● **Task description**: Quote the records beneath, complete and exact. Leave out images.

● **Records provided**:
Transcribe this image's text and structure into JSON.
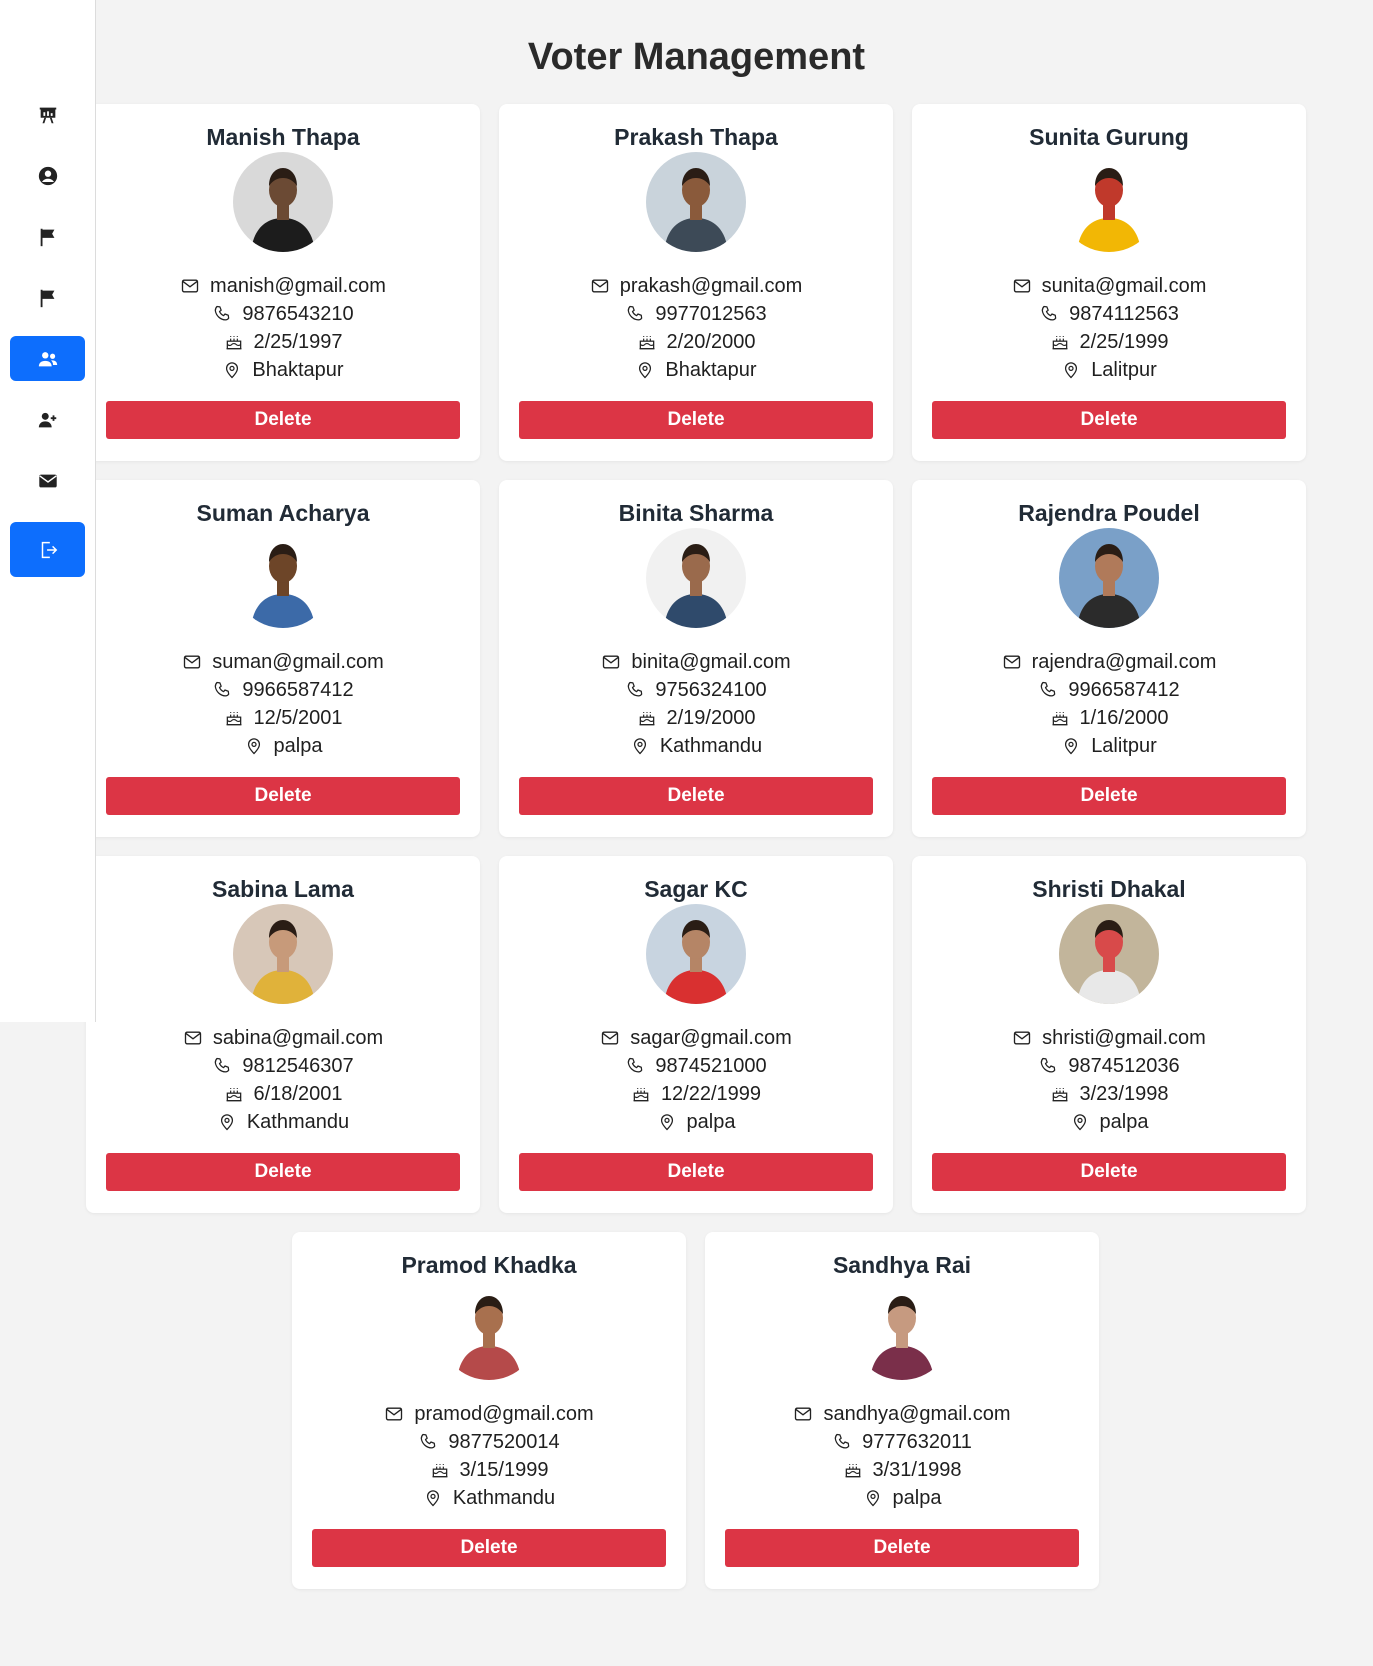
{
  "page": {
    "title": "Voter Management"
  },
  "sidebar": {
    "items": [
      {
        "icon": "presentation-chart-icon",
        "active": false
      },
      {
        "icon": "user-circle-icon",
        "active": false
      },
      {
        "icon": "flag-icon",
        "active": false
      },
      {
        "icon": "flag-icon",
        "active": false
      },
      {
        "icon": "users-icon",
        "active": true
      },
      {
        "icon": "user-plus-icon",
        "active": false
      },
      {
        "icon": "envelope-icon",
        "active": false
      },
      {
        "icon": "logout-icon",
        "active": true
      }
    ]
  },
  "colors": {
    "accent": "#0d6efd",
    "danger": "#dc3545",
    "background": "#f3f3f3",
    "card": "#ffffff"
  },
  "voters": [
    {
      "name": "Manish Thapa",
      "email": "manish@gmail.com",
      "phone": "9876543210",
      "dob": "2/25/1997",
      "address": "Bhaktapur",
      "delete_label": "Delete"
    },
    {
      "name": "Prakash Thapa",
      "email": "prakash@gmail.com",
      "phone": "9977012563",
      "dob": "2/20/2000",
      "address": "Bhaktapur",
      "delete_label": "Delete"
    },
    {
      "name": "Sunita Gurung",
      "email": "sunita@gmail.com",
      "phone": "9874112563",
      "dob": "2/25/1999",
      "address": "Lalitpur",
      "delete_label": "Delete"
    },
    {
      "name": "Suman Acharya",
      "email": "suman@gmail.com",
      "phone": "9966587412",
      "dob": "12/5/2001",
      "address": "palpa",
      "delete_label": "Delete"
    },
    {
      "name": "Binita Sharma",
      "email": "binita@gmail.com",
      "phone": "9756324100",
      "dob": "2/19/2000",
      "address": "Kathmandu",
      "delete_label": "Delete"
    },
    {
      "name": "Rajendra Poudel",
      "email": "rajendra@gmail.com",
      "phone": "9966587412",
      "dob": "1/16/2000",
      "address": "Lalitpur",
      "delete_label": "Delete"
    },
    {
      "name": "Sabina Lama",
      "email": "sabina@gmail.com",
      "phone": "9812546307",
      "dob": "6/18/2001",
      "address": "Kathmandu",
      "delete_label": "Delete"
    },
    {
      "name": "Sagar KC",
      "email": "sagar@gmail.com",
      "phone": "9874521000",
      "dob": "12/22/1999",
      "address": "palpa",
      "delete_label": "Delete"
    },
    {
      "name": "Shristi Dhakal",
      "email": "shristi@gmail.com",
      "phone": "9874512036",
      "dob": "3/23/1998",
      "address": "palpa",
      "delete_label": "Delete"
    },
    {
      "name": "Pramod Khadka",
      "email": "pramod@gmail.com",
      "phone": "9877520014",
      "dob": "3/15/1999",
      "address": "Kathmandu",
      "delete_label": "Delete"
    },
    {
      "name": "Sandhya Rai",
      "email": "sandhya@gmail.com",
      "phone": "9777632011",
      "dob": "3/31/1998",
      "address": "palpa",
      "delete_label": "Delete"
    }
  ]
}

● **Written answer**:
Transcribe this image's text and structure into JSON.
{
  "page": {
    "title": "Voter Management"
  },
  "sidebar": {
    "items": [
      {
        "icon": "presentation-chart-icon",
        "active": false
      },
      {
        "icon": "user-circle-icon",
        "active": false
      },
      {
        "icon": "flag-icon",
        "active": false
      },
      {
        "icon": "flag-icon",
        "active": false
      },
      {
        "icon": "users-icon",
        "active": true
      },
      {
        "icon": "user-plus-icon",
        "active": false
      },
      {
        "icon": "envelope-icon",
        "active": false
      },
      {
        "icon": "logout-icon",
        "active": true
      }
    ]
  },
  "colors": {
    "accent": "#0d6efd",
    "danger": "#dc3545",
    "background": "#f3f3f3",
    "card": "#ffffff"
  },
  "voters": [
    {
      "name": "Manish Thapa",
      "email": "manish@gmail.com",
      "phone": "9876543210",
      "dob": "2/25/1997",
      "address": "Bhaktapur",
      "delete_label": "Delete"
    },
    {
      "name": "Prakash Thapa",
      "email": "prakash@gmail.com",
      "phone": "9977012563",
      "dob": "2/20/2000",
      "address": "Bhaktapur",
      "delete_label": "Delete"
    },
    {
      "name": "Sunita Gurung",
      "email": "sunita@gmail.com",
      "phone": "9874112563",
      "dob": "2/25/1999",
      "address": "Lalitpur",
      "delete_label": "Delete"
    },
    {
      "name": "Suman Acharya",
      "email": "suman@gmail.com",
      "phone": "9966587412",
      "dob": "12/5/2001",
      "address": "palpa",
      "delete_label": "Delete"
    },
    {
      "name": "Binita Sharma",
      "email": "binita@gmail.com",
      "phone": "9756324100",
      "dob": "2/19/2000",
      "address": "Kathmandu",
      "delete_label": "Delete"
    },
    {
      "name": "Rajendra Poudel",
      "email": "rajendra@gmail.com",
      "phone": "9966587412",
      "dob": "1/16/2000",
      "address": "Lalitpur",
      "delete_label": "Delete"
    },
    {
      "name": "Sabina Lama",
      "email": "sabina@gmail.com",
      "phone": "9812546307",
      "dob": "6/18/2001",
      "address": "Kathmandu",
      "delete_label": "Delete"
    },
    {
      "name": "Sagar KC",
      "email": "sagar@gmail.com",
      "phone": "9874521000",
      "dob": "12/22/1999",
      "address": "palpa",
      "delete_label": "Delete"
    },
    {
      "name": "Shristi Dhakal",
      "email": "shristi@gmail.com",
      "phone": "9874512036",
      "dob": "3/23/1998",
      "address": "palpa",
      "delete_label": "Delete"
    },
    {
      "name": "Pramod Khadka",
      "email": "pramod@gmail.com",
      "phone": "9877520014",
      "dob": "3/15/1999",
      "address": "Kathmandu",
      "delete_label": "Delete"
    },
    {
      "name": "Sandhya Rai",
      "email": "sandhya@gmail.com",
      "phone": "9777632011",
      "dob": "3/31/1998",
      "address": "palpa",
      "delete_label": "Delete"
    }
  ]
}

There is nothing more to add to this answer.